== Given exercise ==
What follows is a set of records, each of which is to be written out exactly.

● ● ● ●

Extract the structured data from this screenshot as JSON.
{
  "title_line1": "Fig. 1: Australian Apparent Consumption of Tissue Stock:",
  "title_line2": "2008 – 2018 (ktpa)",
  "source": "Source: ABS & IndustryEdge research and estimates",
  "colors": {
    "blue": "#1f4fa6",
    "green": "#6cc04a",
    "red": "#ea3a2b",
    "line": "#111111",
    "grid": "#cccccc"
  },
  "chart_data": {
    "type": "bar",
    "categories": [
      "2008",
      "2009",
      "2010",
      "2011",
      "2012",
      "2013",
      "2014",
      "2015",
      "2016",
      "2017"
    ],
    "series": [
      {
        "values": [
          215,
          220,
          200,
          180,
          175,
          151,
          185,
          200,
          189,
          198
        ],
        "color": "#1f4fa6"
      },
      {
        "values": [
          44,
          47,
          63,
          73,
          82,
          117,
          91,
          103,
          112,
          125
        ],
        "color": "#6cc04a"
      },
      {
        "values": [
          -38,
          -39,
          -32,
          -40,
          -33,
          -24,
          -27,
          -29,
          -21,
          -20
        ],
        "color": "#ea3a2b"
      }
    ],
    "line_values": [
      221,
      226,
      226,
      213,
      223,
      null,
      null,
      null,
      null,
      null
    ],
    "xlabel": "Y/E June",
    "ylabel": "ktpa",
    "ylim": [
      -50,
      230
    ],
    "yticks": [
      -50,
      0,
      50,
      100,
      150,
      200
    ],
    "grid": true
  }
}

● ● ● ●

== Solution for this task ==
Extract the structured data from this screenshot as JSON.
{
  "title_line1": "Fig. 1: Australian Apparent Consumption of Tissue Stock:",
  "title_line2": "2008 – 2018 (ktpa)",
  "source": "Source: ABS & IndustryEdge research and estimates",
  "colors": {
    "blue": "#1f4fa6",
    "green": "#6cc04a",
    "red": "#ea3a2b",
    "line": "#111111",
    "grid": "#cccccc"
  },
  "chart_data": {
    "type": "bar",
    "categories": [
      "2008",
      "2009",
      "2010",
      "2011",
      "2012",
      "2013",
      "2014",
      "2015",
      "2016",
      "2017"
    ],
    "series": [
      {
        "values": [
          215,
          220,
          200,
          180,
          175,
          151,
          185,
          200,
          189,
          198
        ],
        "color": "#1f4fa6"
      },
      {
        "values": [
          44,
          47,
          63,
          73,
          82,
          117,
          91,
          103,
          112,
          125
        ],
        "color": "#6cc04a"
      },
      {
        "values": [
          -38,
          -39,
          -32,
          -40,
          -33,
          -24,
          -27,
          -29,
          -21,
          -20
        ],
        "color": "#ea3a2b"
      }
    ],
    "line_values": [
      221,
      226,
      226,
      213,
      223,
      null,
      null,
      null,
      null,
      null
    ],
    "xlabel": "Y/E June",
    "ylabel": "ktpa",
    "ylim": [
      -50,
      230
    ],
    "yticks": [
      -50,
      0,
      50,
      100,
      150,
      200
    ],
    "grid": true
  }
}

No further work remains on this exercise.